DATA SHOWN:
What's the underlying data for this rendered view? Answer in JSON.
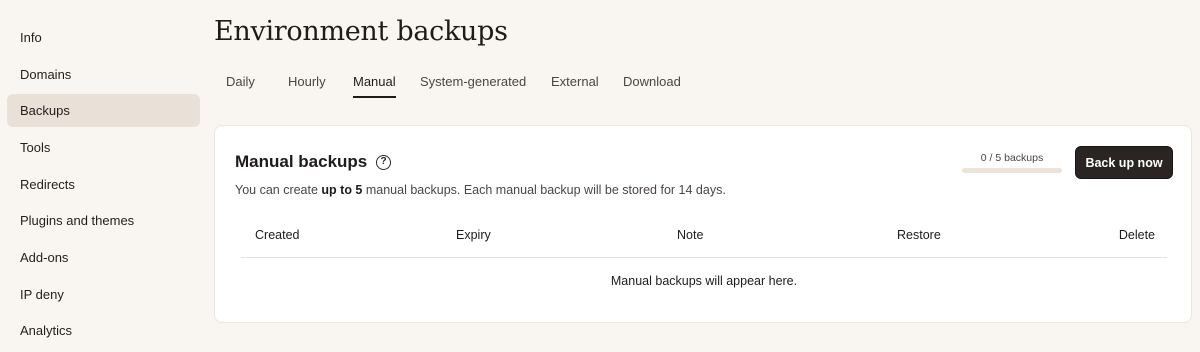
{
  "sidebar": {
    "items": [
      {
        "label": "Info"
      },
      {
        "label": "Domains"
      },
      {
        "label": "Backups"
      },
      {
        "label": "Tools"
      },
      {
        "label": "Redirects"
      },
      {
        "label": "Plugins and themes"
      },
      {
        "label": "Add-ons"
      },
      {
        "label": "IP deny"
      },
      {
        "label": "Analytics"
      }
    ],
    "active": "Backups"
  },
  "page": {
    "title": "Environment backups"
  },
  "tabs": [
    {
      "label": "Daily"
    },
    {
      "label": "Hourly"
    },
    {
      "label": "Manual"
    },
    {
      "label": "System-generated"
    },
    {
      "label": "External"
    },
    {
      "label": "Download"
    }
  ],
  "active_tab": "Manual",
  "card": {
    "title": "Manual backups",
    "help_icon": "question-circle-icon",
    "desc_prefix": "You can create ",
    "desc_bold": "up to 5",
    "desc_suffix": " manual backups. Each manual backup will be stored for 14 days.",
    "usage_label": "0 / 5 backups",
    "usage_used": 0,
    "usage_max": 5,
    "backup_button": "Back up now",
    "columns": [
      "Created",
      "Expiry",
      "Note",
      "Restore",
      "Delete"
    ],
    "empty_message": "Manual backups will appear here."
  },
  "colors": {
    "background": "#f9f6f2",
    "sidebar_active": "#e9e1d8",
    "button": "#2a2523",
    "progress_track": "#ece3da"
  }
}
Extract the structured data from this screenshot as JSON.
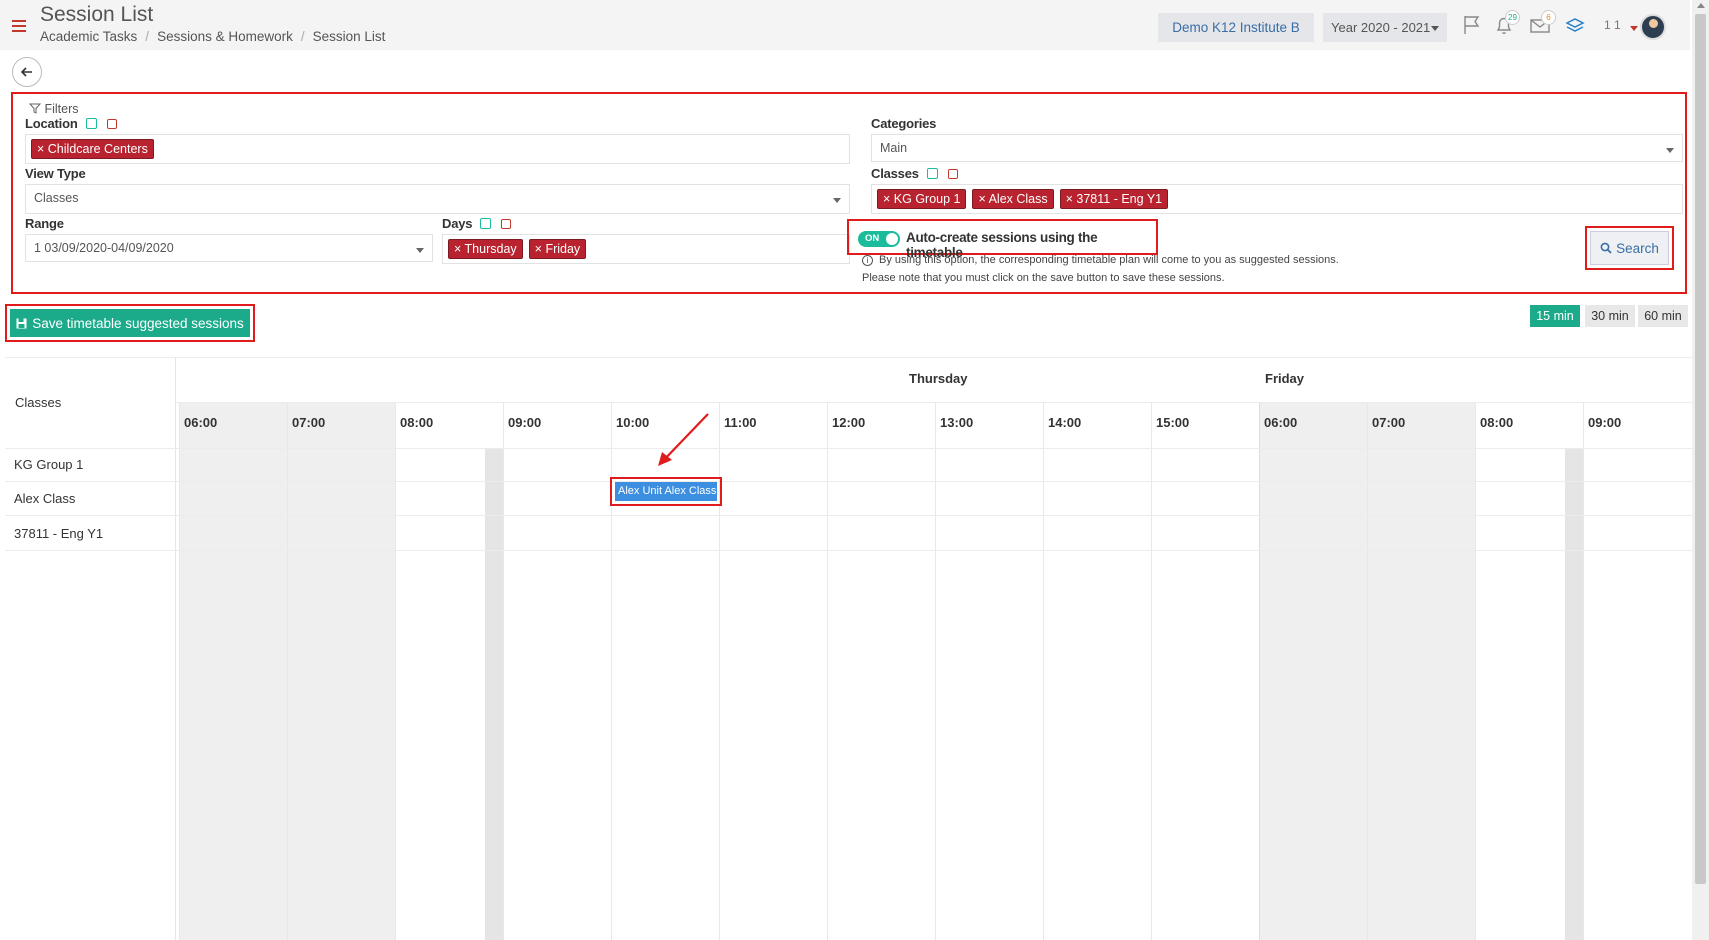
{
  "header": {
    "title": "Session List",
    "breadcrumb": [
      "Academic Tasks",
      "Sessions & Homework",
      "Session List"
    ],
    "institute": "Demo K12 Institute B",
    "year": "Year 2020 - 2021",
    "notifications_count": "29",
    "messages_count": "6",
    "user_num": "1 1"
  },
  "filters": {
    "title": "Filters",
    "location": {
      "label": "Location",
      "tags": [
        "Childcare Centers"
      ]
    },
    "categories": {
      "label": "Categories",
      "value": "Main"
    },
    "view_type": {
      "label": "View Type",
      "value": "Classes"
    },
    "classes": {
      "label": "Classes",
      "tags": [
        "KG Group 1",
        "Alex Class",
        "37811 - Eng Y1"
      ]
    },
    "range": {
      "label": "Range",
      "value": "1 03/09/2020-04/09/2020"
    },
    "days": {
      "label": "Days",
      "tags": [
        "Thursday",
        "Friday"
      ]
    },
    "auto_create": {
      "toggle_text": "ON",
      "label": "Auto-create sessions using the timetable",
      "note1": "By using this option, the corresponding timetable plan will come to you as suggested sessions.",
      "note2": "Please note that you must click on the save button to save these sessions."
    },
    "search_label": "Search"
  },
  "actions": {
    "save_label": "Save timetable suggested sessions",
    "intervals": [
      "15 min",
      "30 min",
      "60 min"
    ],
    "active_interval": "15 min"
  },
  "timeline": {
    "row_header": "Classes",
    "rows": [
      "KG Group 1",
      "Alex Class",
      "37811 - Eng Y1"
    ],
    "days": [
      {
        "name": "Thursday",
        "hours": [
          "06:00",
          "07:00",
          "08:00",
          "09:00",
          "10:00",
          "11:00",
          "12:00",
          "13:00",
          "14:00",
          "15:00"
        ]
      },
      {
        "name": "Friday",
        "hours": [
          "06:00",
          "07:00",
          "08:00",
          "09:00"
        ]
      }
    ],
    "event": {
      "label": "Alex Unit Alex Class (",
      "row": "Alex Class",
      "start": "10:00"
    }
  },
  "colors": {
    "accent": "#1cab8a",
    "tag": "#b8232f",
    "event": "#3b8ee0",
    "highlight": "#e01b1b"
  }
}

GIVEN REQUEST: The records above need to be restated word for word, with the pictures left out.

TASK OUTPUT:
What's the underlying data for this rendered view? Answer in JSON.
{
  "sidebar": {
    "items": [
      {
        "label": "Info"
      },
      {
        "label": "Domains"
      },
      {
        "label": "Backups"
      },
      {
        "label": "Tools"
      },
      {
        "label": "Redirects"
      },
      {
        "label": "Plugins and themes"
      },
      {
        "label": "Add-ons"
      },
      {
        "label": "IP deny"
      },
      {
        "label": "Analytics"
      }
    ],
    "active": "Backups"
  },
  "page": {
    "title": "Environment backups"
  },
  "tabs": [
    {
      "label": "Daily"
    },
    {
      "label": "Hourly"
    },
    {
      "label": "Manual"
    },
    {
      "label": "System-generated"
    },
    {
      "label": "External"
    },
    {
      "label": "Download"
    }
  ],
  "active_tab": "Manual",
  "card": {
    "title": "Manual backups",
    "help_icon": "question-circle-icon",
    "desc_prefix": "You can create ",
    "desc_bold": "up to 5",
    "desc_suffix": " manual backups. Each manual backup will be stored for 14 days.",
    "usage_label": "0 / 5 backups",
    "usage_used": 0,
    "usage_max": 5,
    "backup_button": "Back up now",
    "columns": [
      "Created",
      "Expiry",
      "Note",
      "Restore",
      "Delete"
    ],
    "empty_message": "Manual backups will appear here."
  },
  "colors": {
    "background": "#f9f6f2",
    "sidebar_active": "#e9e1d8",
    "button": "#2a2523",
    "progress_track": "#ece3da"
  }
}
Extract the structured data from this screenshot as JSON.
{
  "header": {
    "title": "Session List",
    "breadcrumb": [
      "Academic Tasks",
      "Sessions & Homework",
      "Session List"
    ],
    "institute": "Demo K12 Institute B",
    "year": "Year 2020 - 2021",
    "notifications_count": "29",
    "messages_count": "6",
    "user_num": "1 1"
  },
  "filters": {
    "title": "Filters",
    "location": {
      "label": "Location",
      "tags": [
        "Childcare Centers"
      ]
    },
    "categories": {
      "label": "Categories",
      "value": "Main"
    },
    "view_type": {
      "label": "View Type",
      "value": "Classes"
    },
    "classes": {
      "label": "Classes",
      "tags": [
        "KG Group 1",
        "Alex Class",
        "37811 - Eng Y1"
      ]
    },
    "range": {
      "label": "Range",
      "value": "1 03/09/2020-04/09/2020"
    },
    "days": {
      "label": "Days",
      "tags": [
        "Thursday",
        "Friday"
      ]
    },
    "auto_create": {
      "toggle_text": "ON",
      "label": "Auto-create sessions using the timetable",
      "note1": "By using this option, the corresponding timetable plan will come to you as suggested sessions.",
      "note2": "Please note that you must click on the save button to save these sessions."
    },
    "search_label": "Search"
  },
  "actions": {
    "save_label": "Save timetable suggested sessions",
    "intervals": [
      "15 min",
      "30 min",
      "60 min"
    ],
    "active_interval": "15 min"
  },
  "timeline": {
    "row_header": "Classes",
    "rows": [
      "KG Group 1",
      "Alex Class",
      "37811 - Eng Y1"
    ],
    "days": [
      {
        "name": "Thursday",
        "hours": [
          "06:00",
          "07:00",
          "08:00",
          "09:00",
          "10:00",
          "11:00",
          "12:00",
          "13:00",
          "14:00",
          "15:00"
        ]
      },
      {
        "name": "Friday",
        "hours": [
          "06:00",
          "07:00",
          "08:00",
          "09:00"
        ]
      }
    ],
    "event": {
      "label": "Alex Unit Alex Class (",
      "row": "Alex Class",
      "start": "10:00"
    }
  },
  "colors": {
    "accent": "#1cab8a",
    "tag": "#b8232f",
    "event": "#3b8ee0",
    "highlight": "#e01b1b"
  }
}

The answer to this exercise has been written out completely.